## Entries supplied
--- --- ---

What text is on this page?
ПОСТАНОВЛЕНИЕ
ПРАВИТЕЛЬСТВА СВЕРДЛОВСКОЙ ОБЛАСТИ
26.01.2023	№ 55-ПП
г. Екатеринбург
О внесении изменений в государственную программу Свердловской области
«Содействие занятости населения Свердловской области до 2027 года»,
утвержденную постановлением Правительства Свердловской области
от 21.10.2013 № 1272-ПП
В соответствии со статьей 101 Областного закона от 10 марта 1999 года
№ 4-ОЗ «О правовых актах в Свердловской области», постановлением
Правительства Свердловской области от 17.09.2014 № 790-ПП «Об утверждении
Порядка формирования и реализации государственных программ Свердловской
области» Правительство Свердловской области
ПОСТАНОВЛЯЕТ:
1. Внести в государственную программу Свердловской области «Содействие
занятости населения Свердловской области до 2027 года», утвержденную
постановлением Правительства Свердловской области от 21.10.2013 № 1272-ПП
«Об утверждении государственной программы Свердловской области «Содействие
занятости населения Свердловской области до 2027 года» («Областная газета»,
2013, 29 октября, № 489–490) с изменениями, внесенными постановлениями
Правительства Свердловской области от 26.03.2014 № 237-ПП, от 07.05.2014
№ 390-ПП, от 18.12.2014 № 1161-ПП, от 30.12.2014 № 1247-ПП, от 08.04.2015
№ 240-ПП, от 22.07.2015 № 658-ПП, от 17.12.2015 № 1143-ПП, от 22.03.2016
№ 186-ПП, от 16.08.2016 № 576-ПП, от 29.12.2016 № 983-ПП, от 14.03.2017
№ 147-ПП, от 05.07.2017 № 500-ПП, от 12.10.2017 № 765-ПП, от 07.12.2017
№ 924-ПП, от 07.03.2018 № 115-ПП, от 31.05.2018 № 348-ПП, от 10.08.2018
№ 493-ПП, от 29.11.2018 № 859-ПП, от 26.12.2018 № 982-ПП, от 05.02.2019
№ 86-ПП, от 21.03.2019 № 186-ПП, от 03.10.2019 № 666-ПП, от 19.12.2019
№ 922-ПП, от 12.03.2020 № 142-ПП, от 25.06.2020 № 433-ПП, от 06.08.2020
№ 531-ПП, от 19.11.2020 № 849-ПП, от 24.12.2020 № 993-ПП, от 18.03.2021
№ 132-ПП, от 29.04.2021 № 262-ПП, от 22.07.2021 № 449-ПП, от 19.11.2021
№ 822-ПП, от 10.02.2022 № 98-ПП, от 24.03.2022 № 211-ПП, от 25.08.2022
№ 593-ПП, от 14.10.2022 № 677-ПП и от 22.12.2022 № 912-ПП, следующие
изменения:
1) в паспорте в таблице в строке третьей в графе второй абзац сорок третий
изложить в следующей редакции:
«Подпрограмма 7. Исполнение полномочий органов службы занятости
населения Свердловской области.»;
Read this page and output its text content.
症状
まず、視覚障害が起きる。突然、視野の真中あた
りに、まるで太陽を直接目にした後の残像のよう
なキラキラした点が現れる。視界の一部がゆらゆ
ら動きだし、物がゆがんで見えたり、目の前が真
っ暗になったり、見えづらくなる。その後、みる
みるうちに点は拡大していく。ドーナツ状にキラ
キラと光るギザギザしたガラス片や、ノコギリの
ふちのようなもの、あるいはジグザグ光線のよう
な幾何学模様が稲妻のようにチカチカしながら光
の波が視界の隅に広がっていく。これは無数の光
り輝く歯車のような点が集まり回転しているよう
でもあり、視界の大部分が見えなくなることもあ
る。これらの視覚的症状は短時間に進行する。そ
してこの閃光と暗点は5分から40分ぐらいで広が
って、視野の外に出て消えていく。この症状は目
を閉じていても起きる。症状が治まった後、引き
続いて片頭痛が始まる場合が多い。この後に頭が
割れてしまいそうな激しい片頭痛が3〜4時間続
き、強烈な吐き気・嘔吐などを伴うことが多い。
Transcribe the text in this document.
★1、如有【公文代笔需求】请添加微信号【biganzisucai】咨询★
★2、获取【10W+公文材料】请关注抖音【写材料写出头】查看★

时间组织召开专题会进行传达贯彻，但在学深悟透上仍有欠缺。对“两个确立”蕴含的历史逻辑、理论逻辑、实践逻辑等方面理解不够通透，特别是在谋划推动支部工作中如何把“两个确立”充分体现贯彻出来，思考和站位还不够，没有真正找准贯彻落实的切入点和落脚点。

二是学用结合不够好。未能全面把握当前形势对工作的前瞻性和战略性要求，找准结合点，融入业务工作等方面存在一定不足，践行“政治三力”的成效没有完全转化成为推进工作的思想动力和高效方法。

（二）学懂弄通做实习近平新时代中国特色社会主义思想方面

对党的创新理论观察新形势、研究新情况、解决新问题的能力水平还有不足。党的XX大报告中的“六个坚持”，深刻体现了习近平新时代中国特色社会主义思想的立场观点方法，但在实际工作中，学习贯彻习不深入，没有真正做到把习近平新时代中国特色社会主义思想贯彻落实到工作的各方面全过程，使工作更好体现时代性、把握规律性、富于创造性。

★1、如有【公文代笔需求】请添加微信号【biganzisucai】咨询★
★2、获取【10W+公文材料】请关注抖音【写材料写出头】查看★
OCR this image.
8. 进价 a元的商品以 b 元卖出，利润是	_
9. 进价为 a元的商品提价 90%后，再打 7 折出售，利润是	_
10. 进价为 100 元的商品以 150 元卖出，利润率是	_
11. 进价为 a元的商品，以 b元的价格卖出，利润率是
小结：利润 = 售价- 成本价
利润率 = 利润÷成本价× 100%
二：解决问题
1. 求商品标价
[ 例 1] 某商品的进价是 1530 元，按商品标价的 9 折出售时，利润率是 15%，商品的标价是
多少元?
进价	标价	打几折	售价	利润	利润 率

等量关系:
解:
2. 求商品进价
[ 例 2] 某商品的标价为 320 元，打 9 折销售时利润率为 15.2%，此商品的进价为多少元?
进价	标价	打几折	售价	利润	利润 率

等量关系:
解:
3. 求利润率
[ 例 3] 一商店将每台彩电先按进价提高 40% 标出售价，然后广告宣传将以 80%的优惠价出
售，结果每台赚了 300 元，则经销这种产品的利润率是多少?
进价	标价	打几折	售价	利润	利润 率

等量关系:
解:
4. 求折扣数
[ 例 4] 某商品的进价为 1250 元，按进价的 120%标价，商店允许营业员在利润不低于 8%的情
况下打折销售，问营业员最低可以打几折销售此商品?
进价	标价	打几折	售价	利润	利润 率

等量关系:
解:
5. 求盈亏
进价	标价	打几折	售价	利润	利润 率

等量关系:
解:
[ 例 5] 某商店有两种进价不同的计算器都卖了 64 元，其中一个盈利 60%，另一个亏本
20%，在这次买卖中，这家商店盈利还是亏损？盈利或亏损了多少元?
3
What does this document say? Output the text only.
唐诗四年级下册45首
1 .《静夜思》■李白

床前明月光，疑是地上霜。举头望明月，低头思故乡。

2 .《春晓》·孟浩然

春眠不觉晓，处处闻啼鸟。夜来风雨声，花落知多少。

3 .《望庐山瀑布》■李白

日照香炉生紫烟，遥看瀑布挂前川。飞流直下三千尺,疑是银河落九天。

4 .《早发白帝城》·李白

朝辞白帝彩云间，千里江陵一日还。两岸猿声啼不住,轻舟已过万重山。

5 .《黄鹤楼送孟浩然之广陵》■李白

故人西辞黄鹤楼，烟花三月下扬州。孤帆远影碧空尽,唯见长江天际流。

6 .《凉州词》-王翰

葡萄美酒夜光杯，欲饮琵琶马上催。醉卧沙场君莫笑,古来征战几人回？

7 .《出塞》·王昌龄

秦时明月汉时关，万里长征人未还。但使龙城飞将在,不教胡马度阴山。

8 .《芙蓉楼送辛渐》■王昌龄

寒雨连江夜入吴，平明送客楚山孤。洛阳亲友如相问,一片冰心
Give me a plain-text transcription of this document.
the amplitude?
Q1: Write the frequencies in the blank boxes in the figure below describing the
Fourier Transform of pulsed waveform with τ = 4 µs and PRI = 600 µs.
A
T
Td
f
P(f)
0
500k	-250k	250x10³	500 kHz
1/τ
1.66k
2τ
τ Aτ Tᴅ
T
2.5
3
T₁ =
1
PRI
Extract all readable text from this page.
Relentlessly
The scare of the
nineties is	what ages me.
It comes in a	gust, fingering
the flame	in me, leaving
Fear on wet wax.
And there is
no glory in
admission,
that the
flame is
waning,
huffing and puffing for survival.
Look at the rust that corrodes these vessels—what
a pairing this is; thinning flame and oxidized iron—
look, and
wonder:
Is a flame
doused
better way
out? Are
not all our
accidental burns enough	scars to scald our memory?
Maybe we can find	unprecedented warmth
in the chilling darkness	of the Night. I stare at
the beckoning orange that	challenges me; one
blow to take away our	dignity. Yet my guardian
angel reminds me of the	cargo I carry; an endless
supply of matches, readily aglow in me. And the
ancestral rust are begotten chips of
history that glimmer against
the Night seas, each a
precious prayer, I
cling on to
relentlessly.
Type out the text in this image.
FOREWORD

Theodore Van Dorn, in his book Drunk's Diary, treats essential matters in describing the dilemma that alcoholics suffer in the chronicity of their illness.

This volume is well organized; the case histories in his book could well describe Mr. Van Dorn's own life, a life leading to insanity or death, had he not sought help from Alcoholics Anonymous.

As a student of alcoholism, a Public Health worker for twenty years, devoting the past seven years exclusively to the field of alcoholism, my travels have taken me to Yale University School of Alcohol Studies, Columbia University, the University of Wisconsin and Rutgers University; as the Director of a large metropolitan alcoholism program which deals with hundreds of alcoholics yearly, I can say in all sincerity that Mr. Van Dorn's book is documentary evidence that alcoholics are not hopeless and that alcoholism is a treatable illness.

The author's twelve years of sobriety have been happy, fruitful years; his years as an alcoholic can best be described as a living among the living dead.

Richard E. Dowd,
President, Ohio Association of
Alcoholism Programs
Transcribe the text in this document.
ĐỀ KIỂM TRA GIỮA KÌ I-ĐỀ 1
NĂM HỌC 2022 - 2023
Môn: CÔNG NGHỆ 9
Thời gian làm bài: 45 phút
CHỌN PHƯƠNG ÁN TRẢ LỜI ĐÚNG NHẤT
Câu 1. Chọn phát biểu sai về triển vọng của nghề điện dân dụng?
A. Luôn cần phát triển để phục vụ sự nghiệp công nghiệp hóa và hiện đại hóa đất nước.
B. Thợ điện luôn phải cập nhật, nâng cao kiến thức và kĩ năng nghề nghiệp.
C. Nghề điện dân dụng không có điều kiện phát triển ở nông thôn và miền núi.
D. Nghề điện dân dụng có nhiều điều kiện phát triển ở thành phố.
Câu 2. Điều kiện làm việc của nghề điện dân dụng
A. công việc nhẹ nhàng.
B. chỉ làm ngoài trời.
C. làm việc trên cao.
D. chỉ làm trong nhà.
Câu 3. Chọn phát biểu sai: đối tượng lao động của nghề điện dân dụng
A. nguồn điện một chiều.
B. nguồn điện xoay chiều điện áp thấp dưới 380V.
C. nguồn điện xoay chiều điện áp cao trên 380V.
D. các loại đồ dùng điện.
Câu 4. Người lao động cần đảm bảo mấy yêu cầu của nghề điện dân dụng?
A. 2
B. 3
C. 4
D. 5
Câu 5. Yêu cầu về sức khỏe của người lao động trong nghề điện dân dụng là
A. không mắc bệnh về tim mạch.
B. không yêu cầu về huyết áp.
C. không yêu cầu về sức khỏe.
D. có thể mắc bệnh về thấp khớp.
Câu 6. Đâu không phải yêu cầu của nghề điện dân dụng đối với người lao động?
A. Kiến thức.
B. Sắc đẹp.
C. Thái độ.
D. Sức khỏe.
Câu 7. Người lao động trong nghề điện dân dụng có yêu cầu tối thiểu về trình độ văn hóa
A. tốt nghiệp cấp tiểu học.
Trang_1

--- --- ---

Copy every line above in which the string "населения" shows up.

## Task result
«Содействие занятости населения Свердловской области до 2027 года»,
занятости населения Свердловской области до 2027 года», утвержденную
занятости населения Свердловской области до 2027 года» («Областная газета»,
населения Свердловской области.»;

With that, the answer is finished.